## INSTRUCTIONS FOR THE TASK
Starting at the line that contains "OCR this image.", print every remaining line of the entries, unchanged, and output nothing more.

## DATA SECTION
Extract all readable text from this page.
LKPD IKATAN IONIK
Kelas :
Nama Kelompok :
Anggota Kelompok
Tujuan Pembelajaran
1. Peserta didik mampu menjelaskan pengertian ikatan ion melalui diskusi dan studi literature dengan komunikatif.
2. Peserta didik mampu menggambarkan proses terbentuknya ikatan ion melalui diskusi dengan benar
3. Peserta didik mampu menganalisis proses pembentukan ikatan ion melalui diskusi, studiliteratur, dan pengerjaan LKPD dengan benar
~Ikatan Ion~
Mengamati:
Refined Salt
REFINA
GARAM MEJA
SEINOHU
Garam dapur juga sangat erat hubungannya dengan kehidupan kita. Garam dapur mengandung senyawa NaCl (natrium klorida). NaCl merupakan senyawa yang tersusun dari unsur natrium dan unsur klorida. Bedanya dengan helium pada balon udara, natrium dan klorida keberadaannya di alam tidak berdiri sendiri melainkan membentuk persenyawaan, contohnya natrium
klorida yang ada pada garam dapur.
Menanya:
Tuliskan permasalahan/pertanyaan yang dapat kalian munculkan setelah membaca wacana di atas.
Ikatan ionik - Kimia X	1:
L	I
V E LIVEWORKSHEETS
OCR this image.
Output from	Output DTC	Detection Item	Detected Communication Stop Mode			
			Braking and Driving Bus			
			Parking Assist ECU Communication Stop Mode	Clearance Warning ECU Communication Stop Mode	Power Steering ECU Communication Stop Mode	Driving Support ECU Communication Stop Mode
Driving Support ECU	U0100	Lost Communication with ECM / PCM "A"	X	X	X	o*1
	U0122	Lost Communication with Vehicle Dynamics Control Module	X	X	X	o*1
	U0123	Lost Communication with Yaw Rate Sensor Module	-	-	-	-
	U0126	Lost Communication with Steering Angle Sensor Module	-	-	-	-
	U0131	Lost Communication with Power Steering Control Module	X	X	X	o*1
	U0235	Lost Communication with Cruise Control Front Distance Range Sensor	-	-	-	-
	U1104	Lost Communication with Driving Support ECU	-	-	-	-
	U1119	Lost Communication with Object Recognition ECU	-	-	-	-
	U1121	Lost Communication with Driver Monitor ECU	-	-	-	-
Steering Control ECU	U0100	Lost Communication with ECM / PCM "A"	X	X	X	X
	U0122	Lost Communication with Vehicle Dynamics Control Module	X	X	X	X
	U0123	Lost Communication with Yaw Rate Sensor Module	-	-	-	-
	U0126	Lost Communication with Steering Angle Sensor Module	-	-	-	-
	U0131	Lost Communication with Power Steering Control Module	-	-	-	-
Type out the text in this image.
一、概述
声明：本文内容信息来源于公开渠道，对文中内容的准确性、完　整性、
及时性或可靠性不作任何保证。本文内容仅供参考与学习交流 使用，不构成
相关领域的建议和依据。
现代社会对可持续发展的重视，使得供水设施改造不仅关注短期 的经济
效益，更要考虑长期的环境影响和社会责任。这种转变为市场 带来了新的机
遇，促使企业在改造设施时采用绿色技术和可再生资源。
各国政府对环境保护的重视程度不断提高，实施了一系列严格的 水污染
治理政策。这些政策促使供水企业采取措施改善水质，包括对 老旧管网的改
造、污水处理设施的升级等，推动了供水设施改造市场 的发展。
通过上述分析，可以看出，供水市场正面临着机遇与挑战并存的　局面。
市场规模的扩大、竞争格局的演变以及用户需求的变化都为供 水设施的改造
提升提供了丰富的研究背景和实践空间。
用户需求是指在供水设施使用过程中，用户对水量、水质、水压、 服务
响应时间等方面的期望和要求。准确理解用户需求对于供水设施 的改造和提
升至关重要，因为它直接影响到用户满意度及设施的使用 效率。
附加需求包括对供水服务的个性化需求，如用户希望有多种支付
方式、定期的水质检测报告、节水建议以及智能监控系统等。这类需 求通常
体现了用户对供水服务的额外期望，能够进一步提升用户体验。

## OUTPUT OF THE EXERCISE
OCR this image.
Output from	Output DTC	Detection Item	Detected Communication Stop Mode			
			Braking and Driving Bus			
			Parking Assist ECU Communication Stop Mode	Clearance Warning ECU Communication Stop Mode	Power Steering ECU Communication Stop Mode	Driving Support ECU Communication Stop Mode
Driving Support ECU	U0100	Lost Communication with ECM / PCM "A"	X	X	X	o*1
	U0122	Lost Communication with Vehicle Dynamics Control Module	X	X	X	o*1
	U0123	Lost Communication with Yaw Rate Sensor Module	-	-	-	-
	U0126	Lost Communication with Steering Angle Sensor Module	-	-	-	-
	U0131	Lost Communication with Power Steering Control Module	X	X	X	o*1
	U0235	Lost Communication with Cruise Control Front Distance Range Sensor	-	-	-	-
	U1104	Lost Communication with Driving Support ECU	-	-	-	-
	U1119	Lost Communication with Object Recognition ECU	-	-	-	-
	U1121	Lost Communication with Driver Monitor ECU	-	-	-	-
Steering Control ECU	U0100	Lost Communication with ECM / PCM "A"	X	X	X	X
	U0122	Lost Communication with Vehicle Dynamics Control Module	X	X	X	X
	U0123	Lost Communication with Yaw Rate Sensor Module	-	-	-	-
	U0126	Lost Communication with Steering Angle Sensor Module	-	-	-	-
	U0131	Lost Communication with Power Steering Control Module	-	-	-	-
Type out the text in this image.
一、概述
声明：本文内容信息来源于公开渠道，对文中内容的准确性、完　整性、
及时性或可靠性不作任何保证。本文内容仅供参考与学习交流 使用，不构成
相关领域的建议和依据。
现代社会对可持续发展的重视，使得供水设施改造不仅关注短期 的经济
效益，更要考虑长期的环境影响和社会责任。这种转变为市场 带来了新的机
遇，促使企业在改造设施时采用绿色技术和可再生资源。
各国政府对环境保护的重视程度不断提高，实施了一系列严格的 水污染
治理政策。这些政策促使供水企业采取措施改善水质，包括对 老旧管网的改
造、污水处理设施的升级等，推动了供水设施改造市场 的发展。
通过上述分析，可以看出，供水市场正面临着机遇与挑战并存的　局面。
市场规模的扩大、竞争格局的演变以及用户需求的变化都为供 水设施的改造
提升提供了丰富的研究背景和实践空间。
用户需求是指在供水设施使用过程中，用户对水量、水质、水压、 服务
响应时间等方面的期望和要求。准确理解用户需求对于供水设施 的改造和提
升至关重要，因为它直接影响到用户满意度及设施的使用 效率。
附加需求包括对供水服务的个性化需求，如用户希望有多种支付
方式、定期的水质检测报告、节水建议以及智能监控系统等。这类需 求通常
体现了用户对供水服务的额外期望，能够进一步提升用户体验。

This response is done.